··· Supplied entries

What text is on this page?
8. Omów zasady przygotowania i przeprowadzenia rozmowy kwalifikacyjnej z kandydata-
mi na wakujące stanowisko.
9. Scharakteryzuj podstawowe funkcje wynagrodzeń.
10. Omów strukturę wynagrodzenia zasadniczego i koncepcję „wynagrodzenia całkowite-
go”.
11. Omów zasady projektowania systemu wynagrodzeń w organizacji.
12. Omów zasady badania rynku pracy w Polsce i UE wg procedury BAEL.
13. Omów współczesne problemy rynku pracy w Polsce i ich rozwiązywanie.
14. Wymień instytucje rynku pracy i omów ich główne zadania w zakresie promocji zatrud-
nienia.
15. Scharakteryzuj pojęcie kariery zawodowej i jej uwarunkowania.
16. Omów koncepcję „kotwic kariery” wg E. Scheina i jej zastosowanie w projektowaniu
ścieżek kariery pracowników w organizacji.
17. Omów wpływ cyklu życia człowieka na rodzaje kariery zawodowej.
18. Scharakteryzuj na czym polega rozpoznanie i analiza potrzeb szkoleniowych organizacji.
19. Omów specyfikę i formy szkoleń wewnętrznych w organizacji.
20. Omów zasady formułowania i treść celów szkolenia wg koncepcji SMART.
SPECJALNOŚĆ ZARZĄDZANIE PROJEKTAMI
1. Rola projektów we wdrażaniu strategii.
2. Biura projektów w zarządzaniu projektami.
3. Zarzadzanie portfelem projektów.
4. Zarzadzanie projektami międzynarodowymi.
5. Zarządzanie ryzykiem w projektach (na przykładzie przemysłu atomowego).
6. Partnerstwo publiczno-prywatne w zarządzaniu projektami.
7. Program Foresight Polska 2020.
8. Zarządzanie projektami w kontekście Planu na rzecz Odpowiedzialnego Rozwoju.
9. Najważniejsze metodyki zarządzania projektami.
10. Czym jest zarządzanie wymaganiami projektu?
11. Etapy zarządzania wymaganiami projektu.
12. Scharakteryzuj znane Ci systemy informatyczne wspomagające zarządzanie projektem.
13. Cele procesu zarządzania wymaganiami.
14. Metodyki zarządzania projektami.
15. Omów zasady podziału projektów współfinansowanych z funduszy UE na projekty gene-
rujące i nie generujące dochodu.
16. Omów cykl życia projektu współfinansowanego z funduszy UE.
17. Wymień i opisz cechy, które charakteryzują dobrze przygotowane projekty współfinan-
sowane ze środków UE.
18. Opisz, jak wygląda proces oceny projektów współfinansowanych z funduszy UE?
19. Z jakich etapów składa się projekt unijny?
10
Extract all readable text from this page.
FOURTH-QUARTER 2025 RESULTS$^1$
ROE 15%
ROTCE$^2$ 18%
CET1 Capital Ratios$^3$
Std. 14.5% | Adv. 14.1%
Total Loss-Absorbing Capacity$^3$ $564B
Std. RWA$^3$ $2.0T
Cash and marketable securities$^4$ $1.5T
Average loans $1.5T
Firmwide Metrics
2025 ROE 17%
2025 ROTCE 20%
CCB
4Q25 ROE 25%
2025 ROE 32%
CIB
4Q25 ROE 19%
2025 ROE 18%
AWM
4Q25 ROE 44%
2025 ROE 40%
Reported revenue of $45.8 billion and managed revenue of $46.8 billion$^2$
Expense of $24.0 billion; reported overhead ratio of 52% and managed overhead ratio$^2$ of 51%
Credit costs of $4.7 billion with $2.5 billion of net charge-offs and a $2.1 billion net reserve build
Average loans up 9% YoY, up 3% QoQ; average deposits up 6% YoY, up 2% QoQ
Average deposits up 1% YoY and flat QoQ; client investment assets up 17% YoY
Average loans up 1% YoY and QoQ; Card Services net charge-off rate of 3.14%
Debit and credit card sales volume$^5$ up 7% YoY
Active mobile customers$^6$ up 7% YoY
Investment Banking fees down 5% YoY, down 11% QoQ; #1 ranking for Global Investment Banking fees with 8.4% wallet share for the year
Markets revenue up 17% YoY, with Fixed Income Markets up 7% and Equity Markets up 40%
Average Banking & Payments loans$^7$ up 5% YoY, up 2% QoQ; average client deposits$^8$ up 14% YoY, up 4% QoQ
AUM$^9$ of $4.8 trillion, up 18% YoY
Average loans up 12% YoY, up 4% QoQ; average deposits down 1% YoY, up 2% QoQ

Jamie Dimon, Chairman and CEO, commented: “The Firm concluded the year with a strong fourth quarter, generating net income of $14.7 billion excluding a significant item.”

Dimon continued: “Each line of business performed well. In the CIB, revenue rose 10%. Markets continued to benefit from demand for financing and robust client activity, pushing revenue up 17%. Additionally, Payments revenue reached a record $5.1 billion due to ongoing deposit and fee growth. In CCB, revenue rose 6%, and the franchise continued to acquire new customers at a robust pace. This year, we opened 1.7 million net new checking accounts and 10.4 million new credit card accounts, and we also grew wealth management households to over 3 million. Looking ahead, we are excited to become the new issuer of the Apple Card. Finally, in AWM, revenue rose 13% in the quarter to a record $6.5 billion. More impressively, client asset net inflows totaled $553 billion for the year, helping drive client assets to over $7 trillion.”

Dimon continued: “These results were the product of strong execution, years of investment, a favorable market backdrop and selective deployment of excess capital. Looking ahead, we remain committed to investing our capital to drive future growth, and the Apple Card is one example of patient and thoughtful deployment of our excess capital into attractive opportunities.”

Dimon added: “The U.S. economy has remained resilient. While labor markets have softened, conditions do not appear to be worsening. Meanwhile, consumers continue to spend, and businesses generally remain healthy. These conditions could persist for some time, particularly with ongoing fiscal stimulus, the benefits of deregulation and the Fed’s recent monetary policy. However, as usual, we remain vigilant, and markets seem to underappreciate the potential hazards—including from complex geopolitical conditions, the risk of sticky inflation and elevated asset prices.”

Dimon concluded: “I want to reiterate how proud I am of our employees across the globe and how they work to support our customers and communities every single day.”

······

■ What is needed: Copy out every line with the word "wymaganiami".

■ Response to this task:
10. Czym jest zarządzanie wymaganiami projektu?
11. Etapy zarządzania wymaganiami projektu.
13. Cele procesu zarządzania wymaganiami.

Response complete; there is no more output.